EXERCISE GOAL. Leave out the pictures, then reproduce the rest of the material exactly.

STORED RECORDS.
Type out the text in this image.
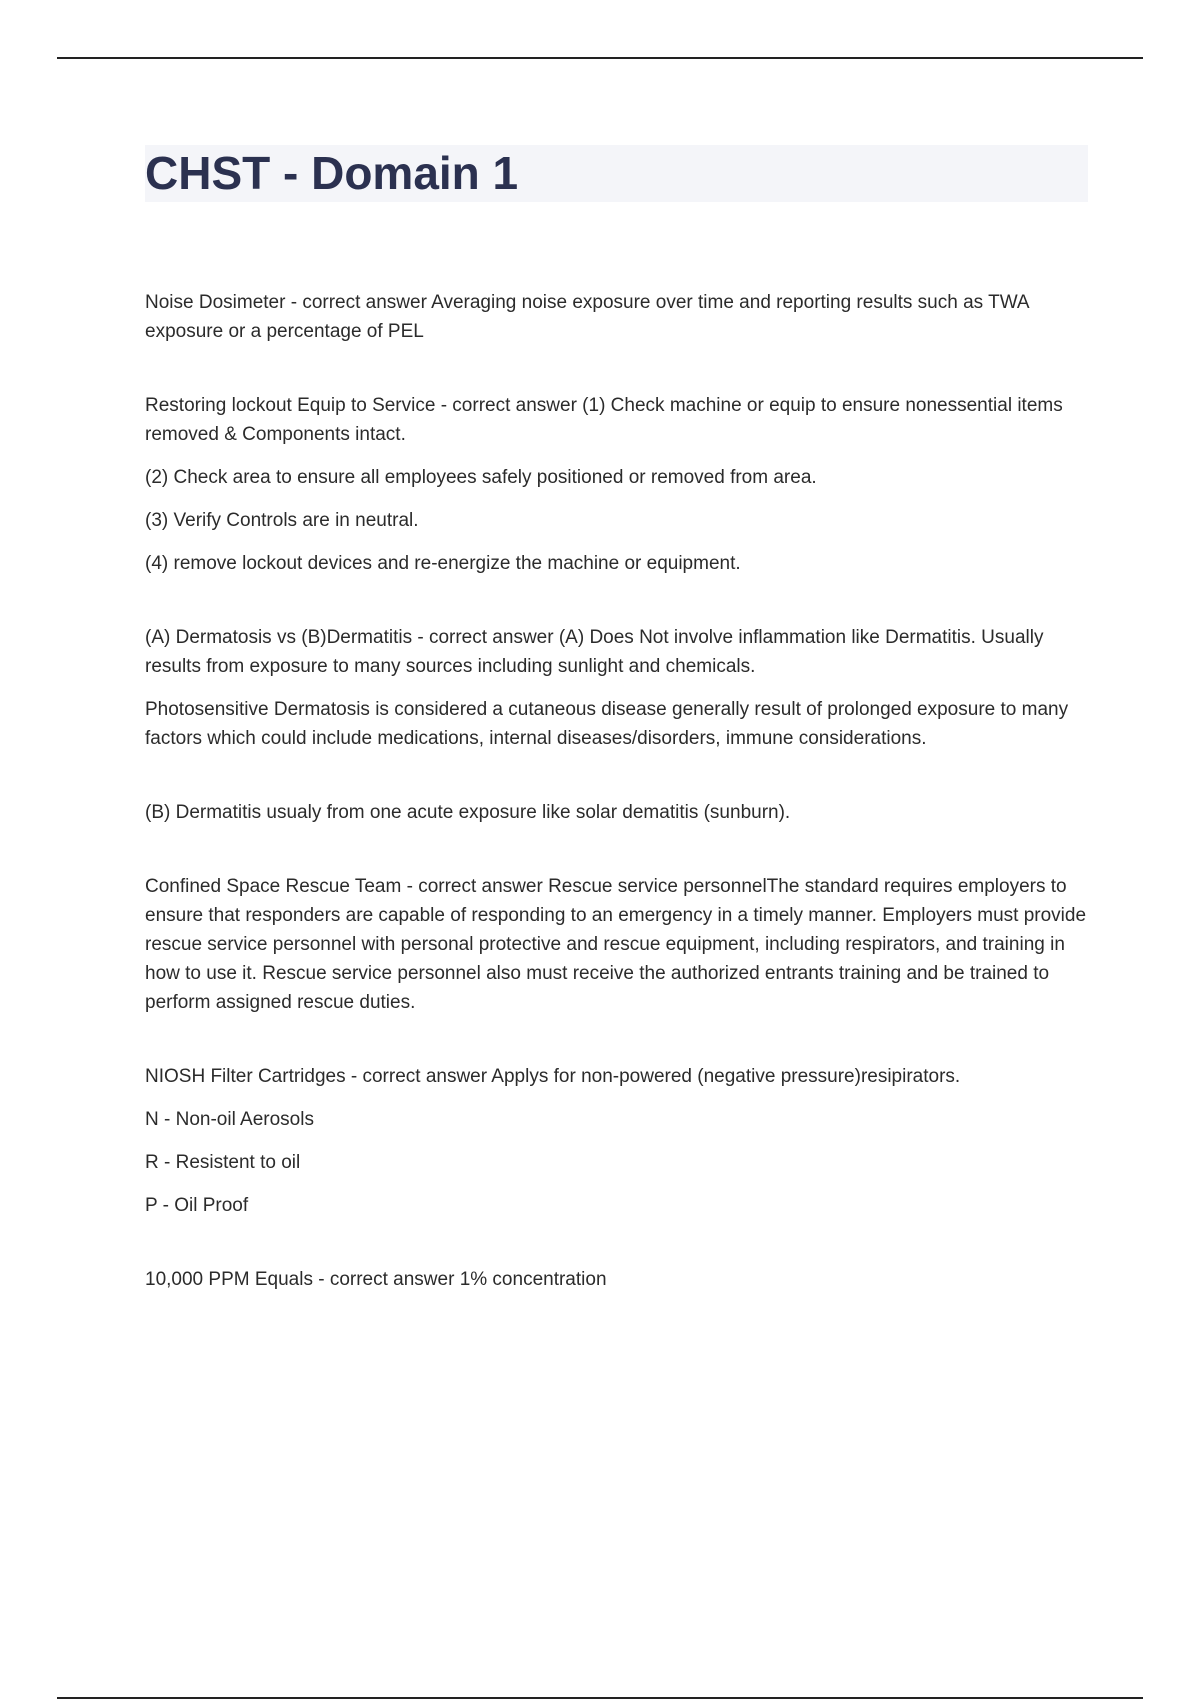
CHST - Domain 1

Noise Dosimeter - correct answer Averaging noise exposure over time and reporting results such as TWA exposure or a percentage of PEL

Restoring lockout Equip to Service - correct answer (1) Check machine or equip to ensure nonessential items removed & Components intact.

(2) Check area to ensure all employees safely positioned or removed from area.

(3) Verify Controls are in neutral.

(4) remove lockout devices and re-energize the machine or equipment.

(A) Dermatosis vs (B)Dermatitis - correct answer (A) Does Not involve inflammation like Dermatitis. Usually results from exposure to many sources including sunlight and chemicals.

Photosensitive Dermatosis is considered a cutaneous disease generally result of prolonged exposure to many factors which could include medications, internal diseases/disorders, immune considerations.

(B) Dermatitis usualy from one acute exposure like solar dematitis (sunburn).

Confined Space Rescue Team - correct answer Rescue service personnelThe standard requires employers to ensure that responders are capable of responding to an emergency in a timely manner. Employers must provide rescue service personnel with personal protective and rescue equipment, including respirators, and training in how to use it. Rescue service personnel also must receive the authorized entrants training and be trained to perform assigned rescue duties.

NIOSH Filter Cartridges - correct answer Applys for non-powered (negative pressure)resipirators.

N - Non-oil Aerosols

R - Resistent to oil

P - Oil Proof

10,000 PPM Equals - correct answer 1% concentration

CORRECT RESPONSE.
Type out the text in this image.
CHST - Domain 1

Noise Dosimeter - correct answer Averaging noise exposure over time and reporting results such as TWA exposure or a percentage of PEL

Restoring lockout Equip to Service - correct answer (1) Check machine or equip to ensure nonessential items removed & Components intact.

(2) Check area to ensure all employees safely positioned or removed from area.

(3) Verify Controls are in neutral.

(4) remove lockout devices and re-energize the machine or equipment.

(A) Dermatosis vs (B)Dermatitis - correct answer (A) Does Not involve inflammation like Dermatitis. Usually results from exposure to many sources including sunlight and chemicals.

Photosensitive Dermatosis is considered a cutaneous disease generally result of prolonged exposure to many factors which could include medications, internal diseases/disorders, immune considerations.

(B) Dermatitis usualy from one acute exposure like solar dematitis (sunburn).

Confined Space Rescue Team - correct answer Rescue service personnelThe standard requires employers to ensure that responders are capable of responding to an emergency in a timely manner. Employers must provide rescue service personnel with personal protective and rescue equipment, including respirators, and training in how to use it. Rescue service personnel also must receive the authorized entrants training and be trained to perform assigned rescue duties.

NIOSH Filter Cartridges - correct answer Applys for non-powered (negative pressure)resipirators.

N - Non-oil Aerosols

R - Resistent to oil

P - Oil Proof

10,000 PPM Equals - correct answer 1% concentration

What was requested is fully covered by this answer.